Metin>
ف۪يهَا

: Cennet o kadınlara zarf ve mesken olduğundan anlaşılır ki, o kadınlar o yüksek Cennet'e lâyıktırlar ve aynı zamanda Cennet derecelerinin yüksekliği nisbetinde onların hüsünleri de yükseliyor. Ve keza Cennet'in de onlar ile müzeyyen olduğuna gizli bir îma vardır.

مُطَهَّرَةٌ

tef'il bâbından ism-i mef'ul olduğundan, herhalde tathir edici bir fâil vardır. O fâil de, ancak yed-i kudrettir. Binaenaleyh yed-i kudretin tathir ve tenzih ettiği kadınların tavsifleri kabil değildir. Ve keza

مُطَهَّرَةٌ

kelimesi müteaddi olduğuna nazaran, o kadınların taharetleri kendilerinden olmayıp, başkasından onlara sirayet etmiş olduğu anlaşılır. Binaenaleyh dünya kadınları da Cennet'e girdikten sonra bir tetahhur ve tasfiye ve tasaykul ameliyatıyla güzellikte hurilerin derecelerine çıkacaklarına delalet eder.

Yapılacak Çalışmalar>
1. Cennet kadınlarını anlatan metinde "kelimesi müteaddi olduğuna" sözlerinden başlayıp "çıkacaklarına delalet eder." sözlerine kadar inen bölümün tamamını harfi harfine yazınız.
2. Cennet kadınlarını anlatan metne göre dünya kadınları Cennet'e girdikten sonra bir ameliyattan geçecektir. Bu ameliyatın adı olarak sayılan kelimeleri sıralayınız.

Verilen Malzeme>
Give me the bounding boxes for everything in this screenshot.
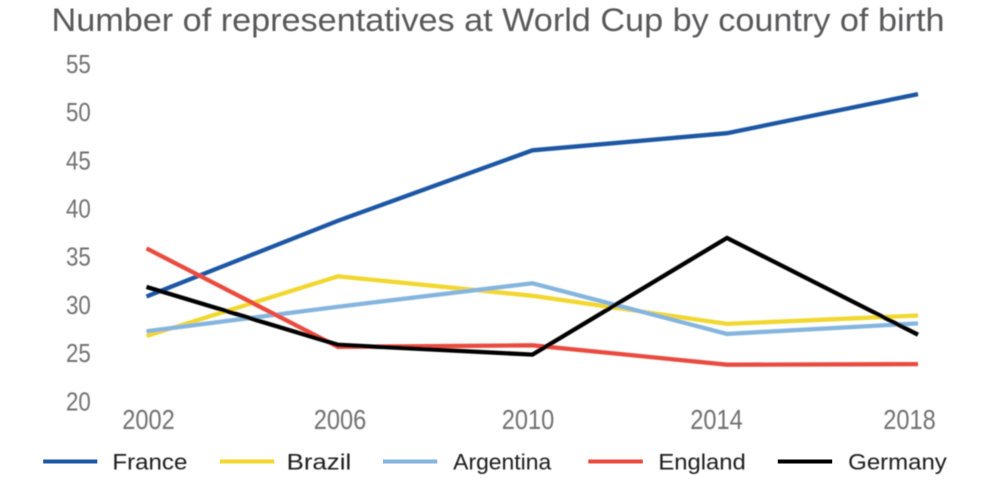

Görevlere Göre Cevaplar>
1.
kelimesi müteaddi olduğuna nazaran, o kadınların taharetleri kendilerinden olmayıp, başkasından onlara sirayet etmiş olduğu anlaşılır. Binaenaleyh dünya kadınları da Cennet'e girdikten sonra bir tetahhur ve tasfiye ve tasaykul ameliyatıyla güzellikte hurilerin derecelerine çıkacaklarına delalet eder.

2. tetahhur, tasfiye, tasaykul